- What is asked
Select and copy out every line in the records containing "CARRY".

- Dataset records
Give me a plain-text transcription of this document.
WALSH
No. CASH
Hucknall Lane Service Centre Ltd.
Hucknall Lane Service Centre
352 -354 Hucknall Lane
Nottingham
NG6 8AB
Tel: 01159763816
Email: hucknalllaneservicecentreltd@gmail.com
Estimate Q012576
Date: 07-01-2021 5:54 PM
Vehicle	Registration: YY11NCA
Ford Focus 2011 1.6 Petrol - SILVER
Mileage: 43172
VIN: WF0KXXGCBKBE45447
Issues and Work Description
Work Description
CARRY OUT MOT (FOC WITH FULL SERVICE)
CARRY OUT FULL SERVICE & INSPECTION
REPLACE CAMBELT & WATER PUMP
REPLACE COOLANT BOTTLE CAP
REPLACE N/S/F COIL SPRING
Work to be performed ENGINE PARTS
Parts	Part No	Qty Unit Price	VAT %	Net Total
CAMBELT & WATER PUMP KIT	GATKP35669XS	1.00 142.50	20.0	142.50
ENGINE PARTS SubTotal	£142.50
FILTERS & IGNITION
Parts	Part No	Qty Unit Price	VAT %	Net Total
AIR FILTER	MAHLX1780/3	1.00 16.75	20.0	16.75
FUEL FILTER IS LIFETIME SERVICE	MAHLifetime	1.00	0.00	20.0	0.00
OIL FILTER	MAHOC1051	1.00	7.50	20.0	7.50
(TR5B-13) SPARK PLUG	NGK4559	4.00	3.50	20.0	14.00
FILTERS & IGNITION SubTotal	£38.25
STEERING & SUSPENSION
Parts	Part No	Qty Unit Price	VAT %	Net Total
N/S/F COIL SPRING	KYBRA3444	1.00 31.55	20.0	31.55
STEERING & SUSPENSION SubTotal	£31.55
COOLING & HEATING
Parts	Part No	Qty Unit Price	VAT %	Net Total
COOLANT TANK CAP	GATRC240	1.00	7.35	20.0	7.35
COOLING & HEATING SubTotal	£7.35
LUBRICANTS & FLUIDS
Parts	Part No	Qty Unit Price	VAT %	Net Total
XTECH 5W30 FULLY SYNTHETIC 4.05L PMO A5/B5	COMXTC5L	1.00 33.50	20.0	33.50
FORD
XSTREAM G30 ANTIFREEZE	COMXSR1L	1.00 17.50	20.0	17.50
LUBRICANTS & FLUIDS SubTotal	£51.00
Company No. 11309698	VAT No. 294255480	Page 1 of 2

- Response
CARRY OUT MOT (FOC WITH FULL SERVICE)
CARRY OUT FULL SERVICE & INSPECTION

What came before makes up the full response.